Instructions for the task: Give back, unchanged, each line from the one containing "What does this" through the last line of the entries below.

Extracted records
━━━
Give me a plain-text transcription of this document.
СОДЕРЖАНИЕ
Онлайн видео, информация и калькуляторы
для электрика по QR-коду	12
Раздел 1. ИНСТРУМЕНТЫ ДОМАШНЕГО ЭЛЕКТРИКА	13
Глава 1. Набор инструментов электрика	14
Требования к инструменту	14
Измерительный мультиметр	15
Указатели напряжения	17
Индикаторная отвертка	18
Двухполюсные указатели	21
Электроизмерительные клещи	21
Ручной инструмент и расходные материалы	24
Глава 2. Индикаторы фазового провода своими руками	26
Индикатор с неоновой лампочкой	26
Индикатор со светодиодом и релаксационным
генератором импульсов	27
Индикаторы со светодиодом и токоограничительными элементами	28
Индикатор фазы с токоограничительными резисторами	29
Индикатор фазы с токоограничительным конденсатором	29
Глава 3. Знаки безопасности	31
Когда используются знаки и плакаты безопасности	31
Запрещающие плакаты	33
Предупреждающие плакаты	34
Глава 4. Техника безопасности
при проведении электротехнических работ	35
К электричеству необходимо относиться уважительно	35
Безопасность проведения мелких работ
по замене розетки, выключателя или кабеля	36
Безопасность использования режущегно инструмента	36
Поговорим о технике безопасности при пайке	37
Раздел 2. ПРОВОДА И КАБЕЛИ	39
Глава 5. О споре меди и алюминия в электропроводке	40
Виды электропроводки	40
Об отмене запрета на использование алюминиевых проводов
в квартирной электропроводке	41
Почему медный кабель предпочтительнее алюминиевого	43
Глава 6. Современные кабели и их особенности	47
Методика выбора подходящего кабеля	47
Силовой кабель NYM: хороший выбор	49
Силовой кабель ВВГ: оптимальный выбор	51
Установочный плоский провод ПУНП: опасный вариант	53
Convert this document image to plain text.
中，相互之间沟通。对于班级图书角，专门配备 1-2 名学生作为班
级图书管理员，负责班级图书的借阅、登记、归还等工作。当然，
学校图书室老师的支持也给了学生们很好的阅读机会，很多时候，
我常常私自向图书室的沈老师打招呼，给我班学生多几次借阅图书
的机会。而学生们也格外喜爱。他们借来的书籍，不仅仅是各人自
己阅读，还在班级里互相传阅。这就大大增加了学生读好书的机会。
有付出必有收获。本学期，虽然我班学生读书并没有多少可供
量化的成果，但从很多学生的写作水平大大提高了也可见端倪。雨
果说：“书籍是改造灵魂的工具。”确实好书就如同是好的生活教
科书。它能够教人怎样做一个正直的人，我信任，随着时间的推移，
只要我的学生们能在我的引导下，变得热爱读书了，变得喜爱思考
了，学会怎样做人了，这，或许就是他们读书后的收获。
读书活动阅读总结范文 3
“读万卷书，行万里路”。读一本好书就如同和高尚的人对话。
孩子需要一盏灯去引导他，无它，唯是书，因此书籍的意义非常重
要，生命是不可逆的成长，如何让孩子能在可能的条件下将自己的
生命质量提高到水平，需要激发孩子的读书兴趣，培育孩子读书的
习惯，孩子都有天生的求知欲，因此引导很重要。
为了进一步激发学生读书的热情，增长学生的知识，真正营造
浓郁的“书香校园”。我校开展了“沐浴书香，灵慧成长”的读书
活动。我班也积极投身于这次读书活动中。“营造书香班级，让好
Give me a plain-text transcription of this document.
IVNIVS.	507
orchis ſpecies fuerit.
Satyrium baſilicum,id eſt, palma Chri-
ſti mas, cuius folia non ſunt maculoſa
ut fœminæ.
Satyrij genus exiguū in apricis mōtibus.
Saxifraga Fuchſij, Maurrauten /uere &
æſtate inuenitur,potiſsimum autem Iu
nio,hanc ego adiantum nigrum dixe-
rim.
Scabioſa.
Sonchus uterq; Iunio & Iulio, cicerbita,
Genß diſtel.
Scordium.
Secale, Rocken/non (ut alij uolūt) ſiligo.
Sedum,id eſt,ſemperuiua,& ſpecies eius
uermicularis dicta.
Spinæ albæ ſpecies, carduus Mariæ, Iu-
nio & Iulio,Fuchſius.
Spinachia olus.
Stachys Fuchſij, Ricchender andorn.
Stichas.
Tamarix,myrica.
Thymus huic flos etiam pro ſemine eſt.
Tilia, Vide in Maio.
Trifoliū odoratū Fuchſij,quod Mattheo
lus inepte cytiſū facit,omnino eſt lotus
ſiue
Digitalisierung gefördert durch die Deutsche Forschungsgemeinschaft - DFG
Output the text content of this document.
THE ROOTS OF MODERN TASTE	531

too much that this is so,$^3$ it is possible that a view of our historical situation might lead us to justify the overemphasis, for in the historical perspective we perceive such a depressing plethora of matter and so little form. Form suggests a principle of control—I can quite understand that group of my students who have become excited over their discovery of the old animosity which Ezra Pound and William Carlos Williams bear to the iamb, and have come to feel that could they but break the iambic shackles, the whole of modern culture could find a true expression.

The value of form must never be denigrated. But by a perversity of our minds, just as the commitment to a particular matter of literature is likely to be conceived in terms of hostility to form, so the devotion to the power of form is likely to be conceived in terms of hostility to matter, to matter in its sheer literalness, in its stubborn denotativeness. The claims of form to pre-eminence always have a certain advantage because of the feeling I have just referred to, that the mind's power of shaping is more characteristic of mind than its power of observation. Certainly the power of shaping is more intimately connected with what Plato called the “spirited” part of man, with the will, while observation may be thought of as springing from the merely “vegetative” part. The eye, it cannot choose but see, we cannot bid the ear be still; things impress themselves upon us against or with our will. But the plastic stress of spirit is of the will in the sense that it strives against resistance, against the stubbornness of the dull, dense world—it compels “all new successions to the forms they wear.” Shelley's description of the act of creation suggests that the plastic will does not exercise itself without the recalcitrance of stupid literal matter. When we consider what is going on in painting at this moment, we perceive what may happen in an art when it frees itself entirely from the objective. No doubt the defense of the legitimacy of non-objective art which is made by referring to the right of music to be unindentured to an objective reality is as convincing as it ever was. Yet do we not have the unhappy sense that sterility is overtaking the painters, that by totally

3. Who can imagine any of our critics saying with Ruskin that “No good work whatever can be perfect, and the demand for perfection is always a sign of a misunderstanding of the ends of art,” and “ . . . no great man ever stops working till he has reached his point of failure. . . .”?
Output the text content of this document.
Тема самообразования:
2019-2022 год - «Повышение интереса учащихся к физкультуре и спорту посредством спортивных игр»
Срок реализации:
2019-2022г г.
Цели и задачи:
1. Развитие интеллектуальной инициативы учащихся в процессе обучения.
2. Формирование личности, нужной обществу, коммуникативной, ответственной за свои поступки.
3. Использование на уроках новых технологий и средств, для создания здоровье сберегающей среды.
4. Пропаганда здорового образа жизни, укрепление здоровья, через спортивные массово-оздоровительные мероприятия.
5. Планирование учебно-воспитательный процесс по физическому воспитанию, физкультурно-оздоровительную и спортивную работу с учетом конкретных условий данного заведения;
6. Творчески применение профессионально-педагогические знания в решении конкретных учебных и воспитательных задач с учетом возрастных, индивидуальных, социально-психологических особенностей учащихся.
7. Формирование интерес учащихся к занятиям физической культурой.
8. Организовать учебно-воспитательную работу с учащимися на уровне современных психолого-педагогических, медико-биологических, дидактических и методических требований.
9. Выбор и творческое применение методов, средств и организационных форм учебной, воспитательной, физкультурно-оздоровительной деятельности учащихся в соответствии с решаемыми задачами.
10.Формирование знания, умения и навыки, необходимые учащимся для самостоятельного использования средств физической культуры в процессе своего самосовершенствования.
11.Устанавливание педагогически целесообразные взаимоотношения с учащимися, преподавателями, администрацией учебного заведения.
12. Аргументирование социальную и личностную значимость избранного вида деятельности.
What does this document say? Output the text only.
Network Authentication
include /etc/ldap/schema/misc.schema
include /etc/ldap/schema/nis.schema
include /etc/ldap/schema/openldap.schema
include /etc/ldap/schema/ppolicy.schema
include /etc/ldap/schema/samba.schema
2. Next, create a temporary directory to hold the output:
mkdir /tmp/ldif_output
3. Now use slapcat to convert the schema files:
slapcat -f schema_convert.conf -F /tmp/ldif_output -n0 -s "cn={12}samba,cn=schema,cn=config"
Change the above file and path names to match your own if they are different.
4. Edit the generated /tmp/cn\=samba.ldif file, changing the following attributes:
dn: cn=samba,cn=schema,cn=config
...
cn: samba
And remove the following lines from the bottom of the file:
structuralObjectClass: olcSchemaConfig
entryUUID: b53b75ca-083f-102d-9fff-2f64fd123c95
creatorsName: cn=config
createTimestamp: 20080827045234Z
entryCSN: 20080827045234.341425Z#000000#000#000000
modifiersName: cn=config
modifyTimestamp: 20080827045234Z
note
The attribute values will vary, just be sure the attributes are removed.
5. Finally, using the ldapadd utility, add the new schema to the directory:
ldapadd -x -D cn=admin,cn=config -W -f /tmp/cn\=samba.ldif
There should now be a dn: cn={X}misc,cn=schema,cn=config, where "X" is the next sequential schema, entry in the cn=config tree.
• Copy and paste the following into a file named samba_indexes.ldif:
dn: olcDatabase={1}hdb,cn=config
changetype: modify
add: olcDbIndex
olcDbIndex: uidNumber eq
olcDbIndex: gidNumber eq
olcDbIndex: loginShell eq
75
━━━
Answer to this problem:
What does this document say? Output the text only.
Network Authentication
include /etc/ldap/schema/misc.schema
include /etc/ldap/schema/nis.schema
include /etc/ldap/schema/openldap.schema
include /etc/ldap/schema/ppolicy.schema
include /etc/ldap/schema/samba.schema
2. Next, create a temporary directory to hold the output:
mkdir /tmp/ldif_output
3. Now use slapcat to convert the schema files:
slapcat -f schema_convert.conf -F /tmp/ldif_output -n0 -s "cn={12}samba,cn=schema,cn=config"
Change the above file and path names to match your own if they are different.
4. Edit the generated /tmp/cn\=samba.ldif file, changing the following attributes:
dn: cn=samba,cn=schema,cn=config
...
cn: samba
And remove the following lines from the bottom of the file:
structuralObjectClass: olcSchemaConfig
entryUUID: b53b75ca-083f-102d-9fff-2f64fd123c95
creatorsName: cn=config
createTimestamp: 20080827045234Z
entryCSN: 20080827045234.341425Z#000000#000#000000
modifiersName: cn=config
modifyTimestamp: 20080827045234Z
note
The attribute values will vary, just be sure the attributes are removed.
5. Finally, using the ldapadd utility, add the new schema to the directory:
ldapadd -x -D cn=admin,cn=config -W -f /tmp/cn\=samba.ldif
There should now be a dn: cn={X}misc,cn=schema,cn=config, where "X" is the next sequential schema, entry in the cn=config tree.
• Copy and paste the following into a file named samba_indexes.ldif:
dn: olcDatabase={1}hdb,cn=config
changetype: modify
add: olcDbIndex
olcDbIndex: uidNumber eq
olcDbIndex: gidNumber eq
olcDbIndex: loginShell eq
75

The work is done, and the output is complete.